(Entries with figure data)
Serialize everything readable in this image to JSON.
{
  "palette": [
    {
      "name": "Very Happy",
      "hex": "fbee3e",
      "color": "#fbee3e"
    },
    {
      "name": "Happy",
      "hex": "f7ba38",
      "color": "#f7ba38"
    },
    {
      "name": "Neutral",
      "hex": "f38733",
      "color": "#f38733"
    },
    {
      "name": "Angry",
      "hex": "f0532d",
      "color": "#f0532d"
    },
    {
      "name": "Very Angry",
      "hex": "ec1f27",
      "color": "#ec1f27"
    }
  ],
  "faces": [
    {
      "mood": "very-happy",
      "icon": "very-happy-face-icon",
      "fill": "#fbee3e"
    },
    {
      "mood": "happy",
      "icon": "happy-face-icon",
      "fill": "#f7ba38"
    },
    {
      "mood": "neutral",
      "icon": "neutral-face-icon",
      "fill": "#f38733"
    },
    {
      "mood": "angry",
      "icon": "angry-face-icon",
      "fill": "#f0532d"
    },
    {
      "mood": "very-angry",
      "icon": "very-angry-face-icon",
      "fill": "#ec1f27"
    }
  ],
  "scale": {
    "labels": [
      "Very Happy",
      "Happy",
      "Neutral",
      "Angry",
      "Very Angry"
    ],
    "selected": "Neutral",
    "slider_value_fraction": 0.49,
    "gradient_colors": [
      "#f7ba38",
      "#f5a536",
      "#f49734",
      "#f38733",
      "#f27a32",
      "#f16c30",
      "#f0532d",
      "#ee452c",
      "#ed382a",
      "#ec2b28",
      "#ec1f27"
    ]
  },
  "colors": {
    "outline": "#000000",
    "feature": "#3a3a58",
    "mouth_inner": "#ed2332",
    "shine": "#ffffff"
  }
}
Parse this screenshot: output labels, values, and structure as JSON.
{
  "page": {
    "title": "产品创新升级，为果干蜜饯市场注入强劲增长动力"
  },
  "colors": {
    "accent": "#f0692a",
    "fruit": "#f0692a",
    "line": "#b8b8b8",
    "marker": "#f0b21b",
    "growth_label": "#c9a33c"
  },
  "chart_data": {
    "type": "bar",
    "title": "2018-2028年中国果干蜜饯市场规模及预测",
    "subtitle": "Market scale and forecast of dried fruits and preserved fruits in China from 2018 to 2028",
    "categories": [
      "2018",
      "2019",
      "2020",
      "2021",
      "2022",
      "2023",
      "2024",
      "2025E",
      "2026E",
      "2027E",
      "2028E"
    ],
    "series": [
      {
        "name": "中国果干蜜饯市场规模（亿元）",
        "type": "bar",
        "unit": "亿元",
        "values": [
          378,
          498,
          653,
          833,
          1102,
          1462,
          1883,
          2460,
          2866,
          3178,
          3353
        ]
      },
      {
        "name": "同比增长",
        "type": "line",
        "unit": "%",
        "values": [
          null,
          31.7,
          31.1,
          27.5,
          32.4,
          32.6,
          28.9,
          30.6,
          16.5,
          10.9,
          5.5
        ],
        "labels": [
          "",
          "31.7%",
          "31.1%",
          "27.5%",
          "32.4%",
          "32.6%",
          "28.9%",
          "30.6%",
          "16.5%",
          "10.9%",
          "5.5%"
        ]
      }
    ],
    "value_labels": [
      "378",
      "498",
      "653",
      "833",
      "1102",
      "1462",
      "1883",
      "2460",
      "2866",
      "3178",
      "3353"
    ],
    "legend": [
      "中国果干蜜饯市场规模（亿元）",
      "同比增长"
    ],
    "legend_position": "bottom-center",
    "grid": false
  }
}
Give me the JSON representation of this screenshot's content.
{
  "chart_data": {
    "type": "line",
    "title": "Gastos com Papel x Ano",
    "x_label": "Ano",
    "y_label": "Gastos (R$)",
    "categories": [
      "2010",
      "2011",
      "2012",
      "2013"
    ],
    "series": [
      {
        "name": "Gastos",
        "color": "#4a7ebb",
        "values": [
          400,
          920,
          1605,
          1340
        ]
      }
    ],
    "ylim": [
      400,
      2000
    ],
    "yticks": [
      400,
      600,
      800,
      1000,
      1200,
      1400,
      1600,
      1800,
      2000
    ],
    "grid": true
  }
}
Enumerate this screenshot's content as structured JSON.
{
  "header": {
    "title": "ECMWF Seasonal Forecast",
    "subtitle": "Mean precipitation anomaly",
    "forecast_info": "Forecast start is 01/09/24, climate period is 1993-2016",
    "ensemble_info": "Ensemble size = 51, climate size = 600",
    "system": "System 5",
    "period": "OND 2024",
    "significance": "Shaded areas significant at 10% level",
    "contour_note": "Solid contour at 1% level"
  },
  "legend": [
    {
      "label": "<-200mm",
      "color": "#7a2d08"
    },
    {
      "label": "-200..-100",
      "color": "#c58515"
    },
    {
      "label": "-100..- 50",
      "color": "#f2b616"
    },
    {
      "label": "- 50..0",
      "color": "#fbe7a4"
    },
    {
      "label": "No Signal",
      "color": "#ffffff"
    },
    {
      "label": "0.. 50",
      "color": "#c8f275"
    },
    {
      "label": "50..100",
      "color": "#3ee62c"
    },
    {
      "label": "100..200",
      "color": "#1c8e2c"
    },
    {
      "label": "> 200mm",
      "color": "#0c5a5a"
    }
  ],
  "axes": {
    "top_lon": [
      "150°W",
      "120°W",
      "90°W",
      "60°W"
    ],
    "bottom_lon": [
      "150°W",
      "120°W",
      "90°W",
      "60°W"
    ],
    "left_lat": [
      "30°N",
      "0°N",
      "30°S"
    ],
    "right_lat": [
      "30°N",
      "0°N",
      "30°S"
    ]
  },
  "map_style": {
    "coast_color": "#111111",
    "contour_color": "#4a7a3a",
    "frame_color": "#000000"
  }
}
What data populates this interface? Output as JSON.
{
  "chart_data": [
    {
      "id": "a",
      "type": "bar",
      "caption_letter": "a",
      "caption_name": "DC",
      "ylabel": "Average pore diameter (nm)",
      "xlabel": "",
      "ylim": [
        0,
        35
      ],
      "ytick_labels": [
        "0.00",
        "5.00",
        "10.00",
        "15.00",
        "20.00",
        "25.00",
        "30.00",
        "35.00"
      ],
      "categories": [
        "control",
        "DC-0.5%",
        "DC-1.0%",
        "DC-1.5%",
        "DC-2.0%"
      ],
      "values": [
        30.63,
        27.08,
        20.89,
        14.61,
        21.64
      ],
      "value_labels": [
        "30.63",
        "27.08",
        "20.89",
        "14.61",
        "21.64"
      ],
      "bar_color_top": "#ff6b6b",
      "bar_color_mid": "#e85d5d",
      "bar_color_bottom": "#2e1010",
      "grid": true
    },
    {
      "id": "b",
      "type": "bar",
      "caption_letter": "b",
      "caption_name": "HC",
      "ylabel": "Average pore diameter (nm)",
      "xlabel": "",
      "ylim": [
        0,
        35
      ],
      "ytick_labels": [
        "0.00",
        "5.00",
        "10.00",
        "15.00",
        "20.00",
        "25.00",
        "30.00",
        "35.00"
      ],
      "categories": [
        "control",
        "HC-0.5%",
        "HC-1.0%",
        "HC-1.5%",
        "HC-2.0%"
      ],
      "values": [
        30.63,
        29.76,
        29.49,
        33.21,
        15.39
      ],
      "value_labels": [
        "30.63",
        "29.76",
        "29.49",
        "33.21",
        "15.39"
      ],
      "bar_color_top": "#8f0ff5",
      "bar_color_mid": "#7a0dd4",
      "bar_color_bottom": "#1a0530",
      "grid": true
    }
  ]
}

**SHORT PROBLEM:** Return all of the data exactly as it reads.

**ANSWER BELOW:**
Serialize everything readable in this image to JSON.
{
  "palette": [
    {
      "name": "Very Happy",
      "hex": "fbee3e",
      "color": "#fbee3e"
    },
    {
      "name": "Happy",
      "hex": "f7ba38",
      "color": "#f7ba38"
    },
    {
      "name": "Neutral",
      "hex": "f38733",
      "color": "#f38733"
    },
    {
      "name": "Angry",
      "hex": "f0532d",
      "color": "#f0532d"
    },
    {
      "name": "Very Angry",
      "hex": "ec1f27",
      "color": "#ec1f27"
    }
  ],
  "faces": [
    {
      "mood": "very-happy",
      "icon": "very-happy-face-icon",
      "fill": "#fbee3e"
    },
    {
      "mood": "happy",
      "icon": "happy-face-icon",
      "fill": "#f7ba38"
    },
    {
      "mood": "neutral",
      "icon": "neutral-face-icon",
      "fill": "#f38733"
    },
    {
      "mood": "angry",
      "icon": "angry-face-icon",
      "fill": "#f0532d"
    },
    {
      "mood": "very-angry",
      "icon": "very-angry-face-icon",
      "fill": "#ec1f27"
    }
  ],
  "scale": {
    "labels": [
      "Very Happy",
      "Happy",
      "Neutral",
      "Angry",
      "Very Angry"
    ],
    "selected": "Neutral",
    "slider_value_fraction": 0.49,
    "gradient_colors": [
      "#f7ba38",
      "#f5a536",
      "#f49734",
      "#f38733",
      "#f27a32",
      "#f16c30",
      "#f0532d",
      "#ee452c",
      "#ed382a",
      "#ec2b28",
      "#ec1f27"
    ]
  },
  "colors": {
    "outline": "#000000",
    "feature": "#3a3a58",
    "mouth_inner": "#ed2332",
    "shine": "#ffffff"
  }
}
Parse this screenshot: output labels, values, and structure as JSON.
{
  "page": {
    "title": "产品创新升级，为果干蜜饯市场注入强劲增长动力"
  },
  "colors": {
    "accent": "#f0692a",
    "fruit": "#f0692a",
    "line": "#b8b8b8",
    "marker": "#f0b21b",
    "growth_label": "#c9a33c"
  },
  "chart_data": {
    "type": "bar",
    "title": "2018-2028年中国果干蜜饯市场规模及预测",
    "subtitle": "Market scale and forecast of dried fruits and preserved fruits in China from 2018 to 2028",
    "categories": [
      "2018",
      "2019",
      "2020",
      "2021",
      "2022",
      "2023",
      "2024",
      "2025E",
      "2026E",
      "2027E",
      "2028E"
    ],
    "series": [
      {
        "name": "中国果干蜜饯市场规模（亿元）",
        "type": "bar",
        "unit": "亿元",
        "values": [
          378,
          498,
          653,
          833,
          1102,
          1462,
          1883,
          2460,
          2866,
          3178,
          3353
        ]
      },
      {
        "name": "同比增长",
        "type": "line",
        "unit": "%",
        "values": [
          null,
          31.7,
          31.1,
          27.5,
          32.4,
          32.6,
          28.9,
          30.6,
          16.5,
          10.9,
          5.5
        ],
        "labels": [
          "",
          "31.7%",
          "31.1%",
          "27.5%",
          "32.4%",
          "32.6%",
          "28.9%",
          "30.6%",
          "16.5%",
          "10.9%",
          "5.5%"
        ]
      }
    ],
    "value_labels": [
      "378",
      "498",
      "653",
      "833",
      "1102",
      "1462",
      "1883",
      "2460",
      "2866",
      "3178",
      "3353"
    ],
    "legend": [
      "中国果干蜜饯市场规模（亿元）",
      "同比增长"
    ],
    "legend_position": "bottom-center",
    "grid": false
  }
}
Give me the JSON representation of this screenshot's content.
{
  "chart_data": {
    "type": "line",
    "title": "Gastos com Papel x Ano",
    "x_label": "Ano",
    "y_label": "Gastos (R$)",
    "categories": [
      "2010",
      "2011",
      "2012",
      "2013"
    ],
    "series": [
      {
        "name": "Gastos",
        "color": "#4a7ebb",
        "values": [
          400,
          920,
          1605,
          1340
        ]
      }
    ],
    "ylim": [
      400,
      2000
    ],
    "yticks": [
      400,
      600,
      800,
      1000,
      1200,
      1400,
      1600,
      1800,
      2000
    ],
    "grid": true
  }
}
Enumerate this screenshot's content as structured JSON.
{
  "header": {
    "title": "ECMWF Seasonal Forecast",
    "subtitle": "Mean precipitation anomaly",
    "forecast_info": "Forecast start is 01/09/24, climate period is 1993-2016",
    "ensemble_info": "Ensemble size = 51, climate size = 600",
    "system": "System 5",
    "period": "OND 2024",
    "significance": "Shaded areas significant at 10% level",
    "contour_note": "Solid contour at 1% level"
  },
  "legend": [
    {
      "label": "<-200mm",
      "color": "#7a2d08"
    },
    {
      "label": "-200..-100",
      "color": "#c58515"
    },
    {
      "label": "-100..- 50",
      "color": "#f2b616"
    },
    {
      "label": "- 50..0",
      "color": "#fbe7a4"
    },
    {
      "label": "No Signal",
      "color": "#ffffff"
    },
    {
      "label": "0.. 50",
      "color": "#c8f275"
    },
    {
      "label": "50..100",
      "color": "#3ee62c"
    },
    {
      "label": "100..200",
      "color": "#1c8e2c"
    },
    {
      "label": "> 200mm",
      "color": "#0c5a5a"
    }
  ],
  "axes": {
    "top_lon": [
      "150°W",
      "120°W",
      "90°W",
      "60°W"
    ],
    "bottom_lon": [
      "150°W",
      "120°W",
      "90°W",
      "60°W"
    ],
    "left_lat": [
      "30°N",
      "0°N",
      "30°S"
    ],
    "right_lat": [
      "30°N",
      "0°N",
      "30°S"
    ]
  },
  "map_style": {
    "coast_color": "#111111",
    "contour_color": "#4a7a3a",
    "frame_color": "#000000"
  }
}
What data populates this interface? Output as JSON.
{
  "chart_data": [
    {
      "id": "a",
      "type": "bar",
      "caption_letter": "a",
      "caption_name": "DC",
      "ylabel": "Average pore diameter (nm)",
      "xlabel": "",
      "ylim": [
        0,
        35
      ],
      "ytick_labels": [
        "0.00",
        "5.00",
        "10.00",
        "15.00",
        "20.00",
        "25.00",
        "30.00",
        "35.00"
      ],
      "categories": [
        "control",
        "DC-0.5%",
        "DC-1.0%",
        "DC-1.5%",
        "DC-2.0%"
      ],
      "values": [
        30.63,
        27.08,
        20.89,
        14.61,
        21.64
      ],
      "value_labels": [
        "30.63",
        "27.08",
        "20.89",
        "14.61",
        "21.64"
      ],
      "bar_color_top": "#ff6b6b",
      "bar_color_mid": "#e85d5d",
      "bar_color_bottom": "#2e1010",
      "grid": true
    },
    {
      "id": "b",
      "type": "bar",
      "caption_letter": "b",
      "caption_name": "HC",
      "ylabel": "Average pore diameter (nm)",
      "xlabel": "",
      "ylim": [
        0,
        35
      ],
      "ytick_labels": [
        "0.00",
        "5.00",
        "10.00",
        "15.00",
        "20.00",
        "25.00",
        "30.00",
        "35.00"
      ],
      "categories": [
        "control",
        "HC-0.5%",
        "HC-1.0%",
        "HC-1.5%",
        "HC-2.0%"
      ],
      "values": [
        30.63,
        29.76,
        29.49,
        33.21,
        15.39
      ],
      "value_labels": [
        "30.63",
        "29.76",
        "29.49",
        "33.21",
        "15.39"
      ],
      "bar_color_top": "#8f0ff5",
      "bar_color_mid": "#7a0dd4",
      "bar_color_bottom": "#1a0530",
      "grid": true
    }
  ]
}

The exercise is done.